■ Treść zadania:
Zamień „Encre Noire” na „Or Intemporel” we fragmencie tekstu o zapachach Lalique, który zaczyna się od słów zawierających „Soleil- dla mnie”, a kończy na „to inna opinia.”. Podaj ten fragment ponownie z tą zmianą.

Bardzo lubię markę Lalique. Posiadam wymienione przez Ciebie zapachy (wszystkich- kilkanaście). Rzeczywiście zapachy nietypowe, większość się wyróżnia. Zaczęło się od Amethyst, bardziej cierpko- słodka wersja to Amethyst Exquise, Soleil w moim odczuciu nie są przesłodzone, L'Amour kwiatowe z lekko wyczuwalnym piżmem, Lalique Lalique- tchnienie vintage, rzadko przeze mnie używane, choć lubię te klimaty. Mam trzy zapachy z serii Noir Premier Collection- Fleur Universelle (niesłodki rum z delikatnymi przyprawami), Or Intemporel (delikatny, tytoniowo- korzenno- waniliowy), Plume Blanche (pudrowo- drzewny, lekko słodki). Flakony przepiękne, pachnidła nietuzinkowe, zdecydowanie warto się przyjrzeć tej marce... Pozdrawiam i życzę udanych łowów!
Lalique uwielbiam, bo ich zapachy są nieoczywiste, inne. Perles de Lalique to klasyk. Encre Noire kupiłam dla taty i już teraz od zawsze będzie mi się z nim kojarzył. Dla mnie to zapach atramentu ;-). Mężczyzny w garniturze, angielskiego gentlemana. Kiedyś nosiłam Lalique Amethyst kupiłam stacjonarnie, 90 ml w dniu premiery, pachniał pięknie, nieprzesłodzoną porzeczką, w czasach, kiedy jeszcze porzeczka nie była modna. Potem tą porzeczkę posłodzono i tak powstało "Si", w którym zakochał się świat. Ciekawym zapachem był też Nilang. Z rodziny Lalique najniżej oceniam waniliowe Satine, ładne, ale wtórne - ciepły, waniliowy otulacz.
Soleil- dla mnie zapach słonecznego dnia, uśmiechu, delikatnego przytulenia. jedne z moich naulubieńszych. Absolutnie nie są przesłodzone. Cudowne są. Poprawiacz humoru, pasują do każdej pory roku. Jak nie wiem, na co mam ochotę, to jest mój pierwszy wybór.
Lalique Encre Noire kocham i wielbię 🖤 Mój zachwyt podziela mąż i mamy zapasowy flakon. Perles również lubimy i używamy wspólnie 🥰 Mamy w kolekcji Pour Homme Equus .
Encre Noire kupiłam dla siebie tydzień temu. Trzy inne kobiety również go zakupiły gdy powąchały go na mnie. Dla mnie to zapach lasu o poranku, połączony z ziołami i odrobiną kadzidła. Buduje lekki dystans i powagę wobec noszącego. Jedna z moich koleżanek mówi że jest intrygujący i pachnie jak stary kościół w lesie. Zgadzam się, że jest dla obu płci. Niektórzy nie czują molekuł, które ten zapach wg. mnie ma. Co nos to inna opinia.

■ Zapisy danych:
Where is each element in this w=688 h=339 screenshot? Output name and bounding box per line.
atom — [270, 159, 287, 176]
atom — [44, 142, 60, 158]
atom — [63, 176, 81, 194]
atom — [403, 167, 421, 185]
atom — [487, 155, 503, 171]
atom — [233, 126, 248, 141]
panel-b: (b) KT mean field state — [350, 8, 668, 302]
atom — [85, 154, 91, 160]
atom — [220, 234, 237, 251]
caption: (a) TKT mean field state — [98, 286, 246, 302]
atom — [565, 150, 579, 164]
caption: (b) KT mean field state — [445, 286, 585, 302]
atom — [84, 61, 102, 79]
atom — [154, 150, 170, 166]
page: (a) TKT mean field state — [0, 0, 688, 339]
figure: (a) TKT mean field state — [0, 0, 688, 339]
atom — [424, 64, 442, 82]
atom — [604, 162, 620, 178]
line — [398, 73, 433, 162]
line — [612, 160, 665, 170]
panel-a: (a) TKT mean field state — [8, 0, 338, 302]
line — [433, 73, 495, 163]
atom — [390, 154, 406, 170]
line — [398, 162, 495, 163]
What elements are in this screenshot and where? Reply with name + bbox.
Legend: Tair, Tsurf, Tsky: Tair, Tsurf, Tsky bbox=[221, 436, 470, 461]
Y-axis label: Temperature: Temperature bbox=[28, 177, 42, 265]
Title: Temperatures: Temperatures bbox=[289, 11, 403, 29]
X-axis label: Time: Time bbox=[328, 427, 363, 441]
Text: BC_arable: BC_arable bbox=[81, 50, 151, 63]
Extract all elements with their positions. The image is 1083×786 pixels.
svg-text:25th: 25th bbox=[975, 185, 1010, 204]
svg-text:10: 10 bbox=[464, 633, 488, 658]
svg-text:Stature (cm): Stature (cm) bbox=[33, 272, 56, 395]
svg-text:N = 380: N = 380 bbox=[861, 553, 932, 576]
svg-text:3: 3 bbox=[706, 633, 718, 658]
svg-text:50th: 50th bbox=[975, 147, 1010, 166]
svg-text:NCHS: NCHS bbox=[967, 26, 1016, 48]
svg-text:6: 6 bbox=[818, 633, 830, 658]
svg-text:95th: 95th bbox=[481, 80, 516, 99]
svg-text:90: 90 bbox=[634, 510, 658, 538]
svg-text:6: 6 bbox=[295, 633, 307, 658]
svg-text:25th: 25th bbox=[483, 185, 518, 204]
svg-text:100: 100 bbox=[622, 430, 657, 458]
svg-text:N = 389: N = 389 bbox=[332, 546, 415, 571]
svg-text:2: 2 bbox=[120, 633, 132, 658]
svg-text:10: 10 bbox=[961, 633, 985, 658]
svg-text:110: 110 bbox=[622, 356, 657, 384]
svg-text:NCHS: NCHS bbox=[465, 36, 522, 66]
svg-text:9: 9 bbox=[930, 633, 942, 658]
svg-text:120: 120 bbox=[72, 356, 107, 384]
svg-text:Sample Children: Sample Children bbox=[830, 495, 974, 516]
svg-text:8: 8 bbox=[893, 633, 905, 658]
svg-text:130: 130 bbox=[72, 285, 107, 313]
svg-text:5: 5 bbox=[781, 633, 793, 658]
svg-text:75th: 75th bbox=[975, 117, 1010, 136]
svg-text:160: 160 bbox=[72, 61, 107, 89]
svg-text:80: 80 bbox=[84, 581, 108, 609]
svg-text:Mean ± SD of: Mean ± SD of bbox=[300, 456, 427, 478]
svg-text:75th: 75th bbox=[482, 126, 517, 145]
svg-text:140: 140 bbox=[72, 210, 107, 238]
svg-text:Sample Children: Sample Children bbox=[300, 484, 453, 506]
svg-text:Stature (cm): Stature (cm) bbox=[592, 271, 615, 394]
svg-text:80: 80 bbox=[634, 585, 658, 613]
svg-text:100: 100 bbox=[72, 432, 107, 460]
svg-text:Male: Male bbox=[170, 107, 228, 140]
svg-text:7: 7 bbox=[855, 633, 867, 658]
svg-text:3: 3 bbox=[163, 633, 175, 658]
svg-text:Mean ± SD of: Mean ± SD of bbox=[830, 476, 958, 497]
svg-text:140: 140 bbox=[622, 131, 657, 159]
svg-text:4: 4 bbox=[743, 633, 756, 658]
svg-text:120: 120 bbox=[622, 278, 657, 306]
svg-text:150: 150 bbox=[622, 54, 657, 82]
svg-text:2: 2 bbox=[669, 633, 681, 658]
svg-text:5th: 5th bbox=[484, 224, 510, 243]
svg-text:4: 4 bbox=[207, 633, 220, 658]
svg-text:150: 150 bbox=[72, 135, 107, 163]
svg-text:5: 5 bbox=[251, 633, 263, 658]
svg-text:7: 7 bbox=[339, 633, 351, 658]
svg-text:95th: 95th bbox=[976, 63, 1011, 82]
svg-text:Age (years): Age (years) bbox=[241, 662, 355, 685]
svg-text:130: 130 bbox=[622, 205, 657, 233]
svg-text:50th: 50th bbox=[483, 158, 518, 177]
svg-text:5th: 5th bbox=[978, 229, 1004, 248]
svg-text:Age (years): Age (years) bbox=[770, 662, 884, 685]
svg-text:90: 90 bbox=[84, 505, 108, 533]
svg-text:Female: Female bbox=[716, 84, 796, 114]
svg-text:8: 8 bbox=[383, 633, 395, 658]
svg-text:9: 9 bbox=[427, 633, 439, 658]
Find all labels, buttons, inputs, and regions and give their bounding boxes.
---
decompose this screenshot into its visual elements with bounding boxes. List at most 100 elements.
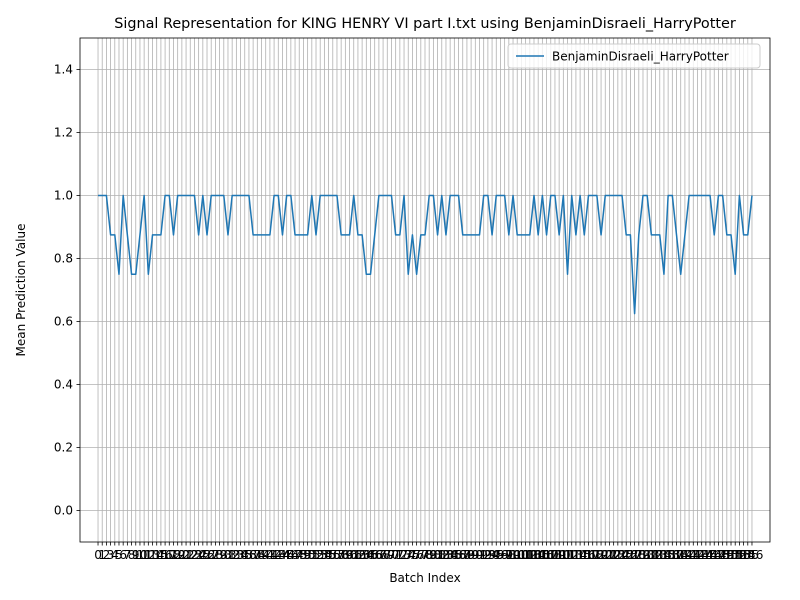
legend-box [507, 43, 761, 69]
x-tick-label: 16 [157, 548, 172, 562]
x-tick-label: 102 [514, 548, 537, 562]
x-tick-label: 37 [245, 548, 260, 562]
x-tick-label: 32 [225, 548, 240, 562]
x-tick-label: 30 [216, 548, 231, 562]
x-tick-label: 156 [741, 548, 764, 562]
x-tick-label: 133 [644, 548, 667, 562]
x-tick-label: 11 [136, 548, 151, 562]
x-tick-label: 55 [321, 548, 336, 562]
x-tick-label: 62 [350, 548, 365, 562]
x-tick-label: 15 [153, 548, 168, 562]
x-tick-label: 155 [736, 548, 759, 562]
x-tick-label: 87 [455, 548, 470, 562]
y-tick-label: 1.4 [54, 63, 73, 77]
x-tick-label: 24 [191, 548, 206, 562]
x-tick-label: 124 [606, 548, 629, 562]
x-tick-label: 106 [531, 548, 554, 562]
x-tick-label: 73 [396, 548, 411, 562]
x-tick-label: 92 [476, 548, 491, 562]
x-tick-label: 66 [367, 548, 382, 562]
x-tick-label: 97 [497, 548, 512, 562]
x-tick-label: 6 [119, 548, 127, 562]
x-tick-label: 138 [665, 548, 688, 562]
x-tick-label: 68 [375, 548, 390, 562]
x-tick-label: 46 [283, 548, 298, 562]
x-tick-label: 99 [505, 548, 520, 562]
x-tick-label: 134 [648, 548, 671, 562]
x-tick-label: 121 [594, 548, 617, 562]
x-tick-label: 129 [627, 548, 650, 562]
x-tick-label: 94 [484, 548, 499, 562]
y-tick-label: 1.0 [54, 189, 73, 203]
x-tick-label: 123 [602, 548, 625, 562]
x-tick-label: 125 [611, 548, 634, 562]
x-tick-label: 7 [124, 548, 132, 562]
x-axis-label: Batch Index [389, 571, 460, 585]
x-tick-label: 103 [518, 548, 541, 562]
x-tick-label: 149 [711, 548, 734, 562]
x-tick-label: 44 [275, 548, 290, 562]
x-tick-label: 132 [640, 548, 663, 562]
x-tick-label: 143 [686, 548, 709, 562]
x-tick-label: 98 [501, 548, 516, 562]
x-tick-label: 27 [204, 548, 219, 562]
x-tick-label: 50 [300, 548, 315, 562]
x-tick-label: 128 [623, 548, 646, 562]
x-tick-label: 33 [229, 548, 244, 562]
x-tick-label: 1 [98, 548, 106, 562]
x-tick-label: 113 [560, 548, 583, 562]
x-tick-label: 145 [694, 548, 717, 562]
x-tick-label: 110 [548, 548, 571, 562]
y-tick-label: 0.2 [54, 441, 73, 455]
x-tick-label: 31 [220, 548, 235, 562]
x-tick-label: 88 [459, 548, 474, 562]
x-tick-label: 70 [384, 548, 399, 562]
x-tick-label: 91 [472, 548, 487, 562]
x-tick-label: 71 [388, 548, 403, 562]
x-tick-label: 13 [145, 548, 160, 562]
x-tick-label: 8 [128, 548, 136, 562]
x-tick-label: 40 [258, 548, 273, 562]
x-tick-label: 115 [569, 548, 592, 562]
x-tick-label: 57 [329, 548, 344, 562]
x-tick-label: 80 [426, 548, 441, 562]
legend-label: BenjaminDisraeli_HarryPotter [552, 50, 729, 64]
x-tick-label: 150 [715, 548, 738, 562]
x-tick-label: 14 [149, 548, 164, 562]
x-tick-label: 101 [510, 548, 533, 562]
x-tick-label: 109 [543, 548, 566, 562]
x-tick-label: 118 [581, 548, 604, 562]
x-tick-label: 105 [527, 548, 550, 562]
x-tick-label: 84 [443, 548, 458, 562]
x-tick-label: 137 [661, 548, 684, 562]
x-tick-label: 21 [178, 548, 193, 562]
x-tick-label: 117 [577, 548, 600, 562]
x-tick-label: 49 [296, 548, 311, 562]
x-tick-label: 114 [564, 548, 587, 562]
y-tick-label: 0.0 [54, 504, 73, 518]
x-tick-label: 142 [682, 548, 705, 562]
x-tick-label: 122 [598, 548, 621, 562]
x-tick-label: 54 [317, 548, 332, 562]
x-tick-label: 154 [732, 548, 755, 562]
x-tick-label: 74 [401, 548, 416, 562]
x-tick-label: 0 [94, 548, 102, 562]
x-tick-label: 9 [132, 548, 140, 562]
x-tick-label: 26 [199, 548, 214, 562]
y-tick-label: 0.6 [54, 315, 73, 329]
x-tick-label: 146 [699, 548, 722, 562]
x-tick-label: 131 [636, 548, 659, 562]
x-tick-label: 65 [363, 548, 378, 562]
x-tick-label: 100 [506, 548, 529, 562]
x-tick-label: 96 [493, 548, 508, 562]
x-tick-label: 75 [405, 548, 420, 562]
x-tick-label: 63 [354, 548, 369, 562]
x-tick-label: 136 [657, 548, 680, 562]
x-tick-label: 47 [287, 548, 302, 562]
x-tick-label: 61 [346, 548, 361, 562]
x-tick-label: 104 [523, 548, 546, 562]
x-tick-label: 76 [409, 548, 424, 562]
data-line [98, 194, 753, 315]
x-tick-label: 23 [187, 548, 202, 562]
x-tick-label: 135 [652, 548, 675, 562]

■ Rozwiązanie poniżej:
Soleil- dla mnie zapach słonecznego dnia, uśmiechu, delikatnego przytulenia. jedne z moich naulubieńszych. Absolutnie nie są przesłodzone. Cudowne są. Poprawiacz humoru, pasują do każdej pory roku. Jak nie wiem, na co mam ochotę, to jest mój pierwszy wybór.
Lalique Or Intemporel kocham i wielbię 🖤 Mój zachwyt podziela mąż i mamy zapasowy flakon. Perles również lubimy i używamy wspólnie 🥰 Mamy w kolekcji Pour Homme Equus .
Or Intemporel kupiłam dla siebie tydzień temu. Trzy inne kobiety również go zakupiły gdy powąchały go na mnie. Dla mnie to zapach lasu o poranku, połączony z ziołami i odrobiną kadzidła. Buduje lekki dystans i powagę wobec noszącego. Jedna z moich koleżanek mówi że jest intrygujący i pachnie jak stary kościół w lesie. Zgadzam się, że jest dla obu płci. Niektórzy nie czują molekuł, które ten zapach wg. mnie ma. Co nos to inna opinia.